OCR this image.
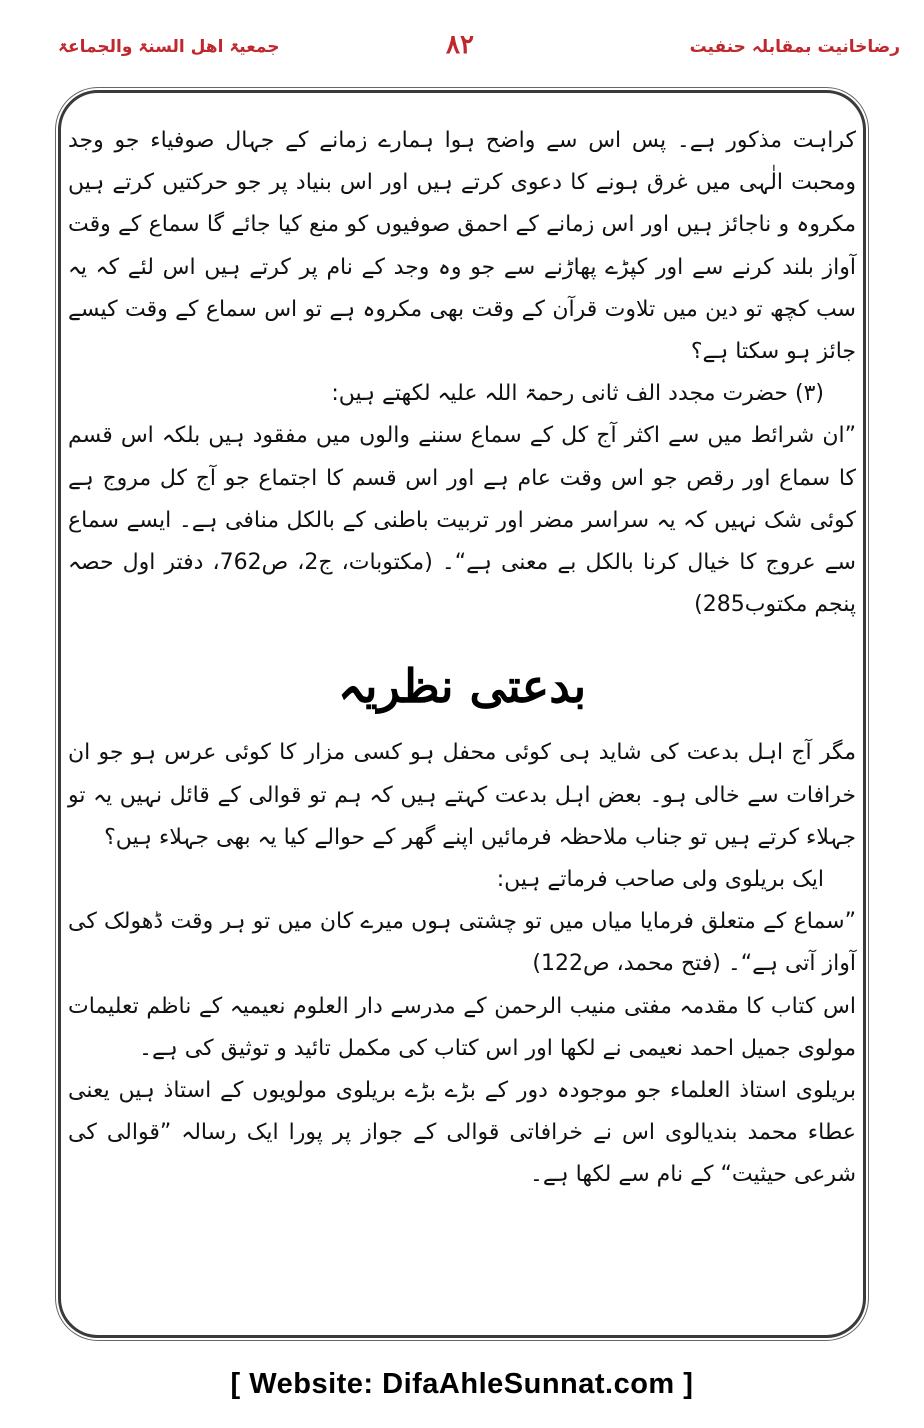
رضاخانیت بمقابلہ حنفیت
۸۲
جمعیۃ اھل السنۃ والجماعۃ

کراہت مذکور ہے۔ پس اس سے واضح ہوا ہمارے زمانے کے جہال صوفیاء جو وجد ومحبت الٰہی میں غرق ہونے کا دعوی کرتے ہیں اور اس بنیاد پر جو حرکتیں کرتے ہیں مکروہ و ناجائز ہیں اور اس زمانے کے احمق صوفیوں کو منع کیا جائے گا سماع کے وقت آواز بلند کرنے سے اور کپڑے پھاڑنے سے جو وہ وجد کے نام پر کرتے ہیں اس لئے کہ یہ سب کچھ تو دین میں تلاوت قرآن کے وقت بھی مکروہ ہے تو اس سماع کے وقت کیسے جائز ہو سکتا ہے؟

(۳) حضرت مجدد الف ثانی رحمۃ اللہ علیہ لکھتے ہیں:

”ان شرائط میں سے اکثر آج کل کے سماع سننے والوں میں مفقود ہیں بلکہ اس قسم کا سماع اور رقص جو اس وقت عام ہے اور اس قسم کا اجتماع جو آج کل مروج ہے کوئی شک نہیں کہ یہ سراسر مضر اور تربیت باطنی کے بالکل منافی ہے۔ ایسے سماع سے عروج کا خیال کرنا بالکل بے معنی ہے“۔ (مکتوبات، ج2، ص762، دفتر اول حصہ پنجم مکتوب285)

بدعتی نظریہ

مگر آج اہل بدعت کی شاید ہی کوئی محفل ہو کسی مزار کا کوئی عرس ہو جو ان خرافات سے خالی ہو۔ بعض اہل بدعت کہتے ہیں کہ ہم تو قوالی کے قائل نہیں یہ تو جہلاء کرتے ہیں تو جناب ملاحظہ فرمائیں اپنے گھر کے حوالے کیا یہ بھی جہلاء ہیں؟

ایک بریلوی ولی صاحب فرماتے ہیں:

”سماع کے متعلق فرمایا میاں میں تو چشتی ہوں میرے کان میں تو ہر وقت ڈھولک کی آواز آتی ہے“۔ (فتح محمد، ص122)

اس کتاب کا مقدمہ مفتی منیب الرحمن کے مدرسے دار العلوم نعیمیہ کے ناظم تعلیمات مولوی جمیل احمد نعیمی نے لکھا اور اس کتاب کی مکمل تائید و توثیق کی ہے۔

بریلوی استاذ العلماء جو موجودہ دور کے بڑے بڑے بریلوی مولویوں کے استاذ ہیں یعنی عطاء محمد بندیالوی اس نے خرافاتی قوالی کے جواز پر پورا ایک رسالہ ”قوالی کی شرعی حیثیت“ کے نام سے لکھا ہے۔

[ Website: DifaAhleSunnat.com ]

...

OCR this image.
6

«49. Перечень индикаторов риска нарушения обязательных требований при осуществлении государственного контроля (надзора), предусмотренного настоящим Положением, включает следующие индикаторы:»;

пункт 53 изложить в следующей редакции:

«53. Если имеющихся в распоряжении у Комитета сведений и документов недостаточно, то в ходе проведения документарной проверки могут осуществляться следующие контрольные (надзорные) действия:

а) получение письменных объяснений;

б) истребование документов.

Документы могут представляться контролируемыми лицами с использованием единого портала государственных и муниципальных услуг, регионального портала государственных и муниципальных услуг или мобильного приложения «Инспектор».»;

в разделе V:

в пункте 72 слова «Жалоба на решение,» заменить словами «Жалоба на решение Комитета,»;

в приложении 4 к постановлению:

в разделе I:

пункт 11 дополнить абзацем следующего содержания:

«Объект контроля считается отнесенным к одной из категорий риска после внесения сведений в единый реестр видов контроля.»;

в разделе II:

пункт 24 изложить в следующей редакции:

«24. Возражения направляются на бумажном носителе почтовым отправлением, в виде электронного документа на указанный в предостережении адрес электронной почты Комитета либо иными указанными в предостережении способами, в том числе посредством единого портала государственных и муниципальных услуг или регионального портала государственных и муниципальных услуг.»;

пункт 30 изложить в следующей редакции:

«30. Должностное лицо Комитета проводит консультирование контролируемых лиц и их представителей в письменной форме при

• Exercise brief: Each line above that includes "изложить" counts once; state the total and nothing more.

• Solution for this task: 3